> INSTRUCTIONS TO FOLLOW: Among the lines below, list those containing the string "radius".
□ □ □ □ □ □ □
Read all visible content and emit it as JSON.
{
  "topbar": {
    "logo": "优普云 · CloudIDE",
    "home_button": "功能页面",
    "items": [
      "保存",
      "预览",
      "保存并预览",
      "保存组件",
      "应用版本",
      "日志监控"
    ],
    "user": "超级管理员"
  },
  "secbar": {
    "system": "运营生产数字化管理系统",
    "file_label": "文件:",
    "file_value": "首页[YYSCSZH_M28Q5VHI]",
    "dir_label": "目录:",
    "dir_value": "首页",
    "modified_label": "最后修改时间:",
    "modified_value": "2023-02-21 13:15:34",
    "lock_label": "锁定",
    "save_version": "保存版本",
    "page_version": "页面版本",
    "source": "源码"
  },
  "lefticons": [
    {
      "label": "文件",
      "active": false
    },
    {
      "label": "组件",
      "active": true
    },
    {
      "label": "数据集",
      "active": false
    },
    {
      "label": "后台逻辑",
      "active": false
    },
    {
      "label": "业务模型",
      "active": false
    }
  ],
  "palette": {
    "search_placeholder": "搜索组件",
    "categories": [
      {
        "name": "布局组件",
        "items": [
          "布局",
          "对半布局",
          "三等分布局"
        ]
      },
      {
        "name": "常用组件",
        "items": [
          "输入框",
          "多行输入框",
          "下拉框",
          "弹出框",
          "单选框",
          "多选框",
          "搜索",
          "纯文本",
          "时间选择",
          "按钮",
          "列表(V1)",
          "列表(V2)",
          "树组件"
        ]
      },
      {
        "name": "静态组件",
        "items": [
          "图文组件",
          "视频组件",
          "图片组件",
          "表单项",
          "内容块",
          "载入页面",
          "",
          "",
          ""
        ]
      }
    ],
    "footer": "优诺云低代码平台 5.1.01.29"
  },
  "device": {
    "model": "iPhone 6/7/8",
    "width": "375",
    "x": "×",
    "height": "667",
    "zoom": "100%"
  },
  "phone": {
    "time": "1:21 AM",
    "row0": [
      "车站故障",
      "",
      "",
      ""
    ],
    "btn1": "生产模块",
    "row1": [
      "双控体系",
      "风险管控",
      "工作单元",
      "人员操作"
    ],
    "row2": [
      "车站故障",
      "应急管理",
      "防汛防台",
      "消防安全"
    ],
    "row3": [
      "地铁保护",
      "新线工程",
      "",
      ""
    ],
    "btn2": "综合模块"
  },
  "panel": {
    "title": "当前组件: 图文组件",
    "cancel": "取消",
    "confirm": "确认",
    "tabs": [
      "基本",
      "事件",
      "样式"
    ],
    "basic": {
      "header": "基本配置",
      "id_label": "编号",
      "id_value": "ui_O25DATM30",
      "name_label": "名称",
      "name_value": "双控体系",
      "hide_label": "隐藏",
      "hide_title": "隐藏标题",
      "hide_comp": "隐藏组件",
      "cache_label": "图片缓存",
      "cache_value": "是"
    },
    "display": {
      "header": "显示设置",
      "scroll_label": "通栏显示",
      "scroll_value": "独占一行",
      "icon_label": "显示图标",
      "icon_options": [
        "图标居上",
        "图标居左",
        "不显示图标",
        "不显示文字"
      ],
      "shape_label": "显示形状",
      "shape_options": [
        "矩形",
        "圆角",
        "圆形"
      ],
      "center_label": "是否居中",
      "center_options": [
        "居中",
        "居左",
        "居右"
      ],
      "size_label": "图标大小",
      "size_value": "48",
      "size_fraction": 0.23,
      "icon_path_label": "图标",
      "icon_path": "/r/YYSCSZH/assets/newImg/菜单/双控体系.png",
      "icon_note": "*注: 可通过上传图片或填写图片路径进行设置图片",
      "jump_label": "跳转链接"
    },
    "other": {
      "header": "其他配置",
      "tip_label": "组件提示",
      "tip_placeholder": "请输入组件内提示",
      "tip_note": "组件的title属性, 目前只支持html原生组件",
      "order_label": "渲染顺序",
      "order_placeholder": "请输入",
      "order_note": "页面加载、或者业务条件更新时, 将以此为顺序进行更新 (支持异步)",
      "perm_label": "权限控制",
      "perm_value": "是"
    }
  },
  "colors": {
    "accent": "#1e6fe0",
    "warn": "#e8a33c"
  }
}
□ □ □ □ □ □ □
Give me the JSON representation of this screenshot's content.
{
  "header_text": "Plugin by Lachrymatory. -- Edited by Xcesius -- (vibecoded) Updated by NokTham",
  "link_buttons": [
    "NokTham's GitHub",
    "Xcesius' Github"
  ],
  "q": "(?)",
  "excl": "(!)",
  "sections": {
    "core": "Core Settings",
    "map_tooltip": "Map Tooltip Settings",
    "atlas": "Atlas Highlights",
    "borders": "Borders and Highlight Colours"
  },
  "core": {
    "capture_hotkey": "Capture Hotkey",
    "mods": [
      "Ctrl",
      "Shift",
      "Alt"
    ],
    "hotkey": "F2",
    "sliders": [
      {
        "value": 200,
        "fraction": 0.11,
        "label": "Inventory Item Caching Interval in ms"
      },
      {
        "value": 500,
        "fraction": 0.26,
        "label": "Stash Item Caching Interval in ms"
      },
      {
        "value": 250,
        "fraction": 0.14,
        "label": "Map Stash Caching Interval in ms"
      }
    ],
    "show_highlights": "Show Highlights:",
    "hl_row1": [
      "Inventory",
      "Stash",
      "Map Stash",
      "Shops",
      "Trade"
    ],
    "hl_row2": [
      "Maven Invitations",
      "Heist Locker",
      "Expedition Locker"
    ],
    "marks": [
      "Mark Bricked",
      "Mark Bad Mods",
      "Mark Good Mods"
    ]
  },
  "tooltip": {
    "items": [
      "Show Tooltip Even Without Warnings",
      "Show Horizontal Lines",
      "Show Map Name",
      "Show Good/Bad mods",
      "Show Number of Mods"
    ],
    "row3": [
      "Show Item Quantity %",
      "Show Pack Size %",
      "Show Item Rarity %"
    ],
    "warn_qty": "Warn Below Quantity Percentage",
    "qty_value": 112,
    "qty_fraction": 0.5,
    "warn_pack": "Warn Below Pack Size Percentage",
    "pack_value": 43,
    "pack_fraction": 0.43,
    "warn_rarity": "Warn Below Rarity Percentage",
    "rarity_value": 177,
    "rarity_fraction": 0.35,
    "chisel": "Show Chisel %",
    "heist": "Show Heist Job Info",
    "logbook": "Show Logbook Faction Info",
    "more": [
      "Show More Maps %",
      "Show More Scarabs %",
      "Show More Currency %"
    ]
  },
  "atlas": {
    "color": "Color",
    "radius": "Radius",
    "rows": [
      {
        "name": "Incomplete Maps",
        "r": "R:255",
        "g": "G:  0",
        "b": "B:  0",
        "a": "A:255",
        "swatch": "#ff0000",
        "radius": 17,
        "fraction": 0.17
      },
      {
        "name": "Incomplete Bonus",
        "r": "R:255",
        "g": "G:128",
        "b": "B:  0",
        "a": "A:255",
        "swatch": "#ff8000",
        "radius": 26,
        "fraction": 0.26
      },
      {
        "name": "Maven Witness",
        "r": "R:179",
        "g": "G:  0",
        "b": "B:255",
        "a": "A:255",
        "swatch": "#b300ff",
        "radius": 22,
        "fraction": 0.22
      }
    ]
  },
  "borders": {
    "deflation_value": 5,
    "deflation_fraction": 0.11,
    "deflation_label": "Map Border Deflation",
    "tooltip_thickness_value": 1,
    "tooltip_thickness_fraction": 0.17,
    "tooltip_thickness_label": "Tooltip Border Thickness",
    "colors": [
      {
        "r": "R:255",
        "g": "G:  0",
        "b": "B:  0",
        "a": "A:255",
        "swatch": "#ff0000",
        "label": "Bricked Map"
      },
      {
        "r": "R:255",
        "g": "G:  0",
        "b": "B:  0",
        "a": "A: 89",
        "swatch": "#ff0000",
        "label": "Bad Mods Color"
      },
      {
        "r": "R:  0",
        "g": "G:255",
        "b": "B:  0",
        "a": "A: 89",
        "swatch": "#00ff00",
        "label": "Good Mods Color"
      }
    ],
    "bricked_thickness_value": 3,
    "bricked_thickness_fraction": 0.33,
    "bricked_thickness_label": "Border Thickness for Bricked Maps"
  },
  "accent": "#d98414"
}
□ □ □ □ □ □ □
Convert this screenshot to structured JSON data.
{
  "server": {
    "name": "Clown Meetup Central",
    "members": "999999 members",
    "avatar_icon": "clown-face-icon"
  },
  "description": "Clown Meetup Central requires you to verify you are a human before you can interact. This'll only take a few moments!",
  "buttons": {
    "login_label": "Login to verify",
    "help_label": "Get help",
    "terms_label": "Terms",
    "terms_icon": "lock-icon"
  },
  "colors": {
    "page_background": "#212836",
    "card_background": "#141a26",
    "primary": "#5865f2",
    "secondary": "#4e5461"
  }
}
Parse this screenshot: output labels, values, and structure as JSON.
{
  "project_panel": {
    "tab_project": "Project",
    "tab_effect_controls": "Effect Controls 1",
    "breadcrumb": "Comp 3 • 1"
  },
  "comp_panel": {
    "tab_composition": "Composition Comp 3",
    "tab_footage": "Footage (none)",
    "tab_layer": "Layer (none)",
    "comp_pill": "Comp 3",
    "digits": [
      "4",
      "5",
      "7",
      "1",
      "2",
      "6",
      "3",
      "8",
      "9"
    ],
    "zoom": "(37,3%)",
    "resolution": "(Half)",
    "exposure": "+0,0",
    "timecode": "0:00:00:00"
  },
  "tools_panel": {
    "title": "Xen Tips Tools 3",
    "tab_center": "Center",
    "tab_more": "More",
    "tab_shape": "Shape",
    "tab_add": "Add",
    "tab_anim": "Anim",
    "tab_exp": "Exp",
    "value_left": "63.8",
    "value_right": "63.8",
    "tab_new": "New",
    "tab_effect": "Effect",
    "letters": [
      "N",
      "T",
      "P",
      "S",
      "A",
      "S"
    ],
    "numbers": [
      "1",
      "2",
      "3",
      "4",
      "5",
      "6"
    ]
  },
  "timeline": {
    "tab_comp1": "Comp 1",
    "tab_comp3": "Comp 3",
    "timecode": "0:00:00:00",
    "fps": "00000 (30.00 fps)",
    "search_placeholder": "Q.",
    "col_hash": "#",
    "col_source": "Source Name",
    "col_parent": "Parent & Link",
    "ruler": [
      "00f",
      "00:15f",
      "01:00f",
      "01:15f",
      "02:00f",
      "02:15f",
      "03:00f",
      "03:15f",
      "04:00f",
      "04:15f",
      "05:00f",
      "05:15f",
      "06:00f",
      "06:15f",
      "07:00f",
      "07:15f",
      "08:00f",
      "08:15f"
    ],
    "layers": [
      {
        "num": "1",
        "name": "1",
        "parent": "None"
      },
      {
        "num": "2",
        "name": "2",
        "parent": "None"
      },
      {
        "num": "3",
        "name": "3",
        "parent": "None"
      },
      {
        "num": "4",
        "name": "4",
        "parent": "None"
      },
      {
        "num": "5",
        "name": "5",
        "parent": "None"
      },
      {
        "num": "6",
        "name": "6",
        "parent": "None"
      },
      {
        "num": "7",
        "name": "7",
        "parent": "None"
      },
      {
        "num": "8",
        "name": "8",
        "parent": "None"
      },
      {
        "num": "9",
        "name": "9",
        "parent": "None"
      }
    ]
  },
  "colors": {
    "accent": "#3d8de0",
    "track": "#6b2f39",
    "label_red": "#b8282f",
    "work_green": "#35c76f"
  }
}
□ □ □ □ □ □ □
> THE ANSWER:
    "radius": "Radius",
        "radius": 17,
        "radius": 26,
        "radius": 22,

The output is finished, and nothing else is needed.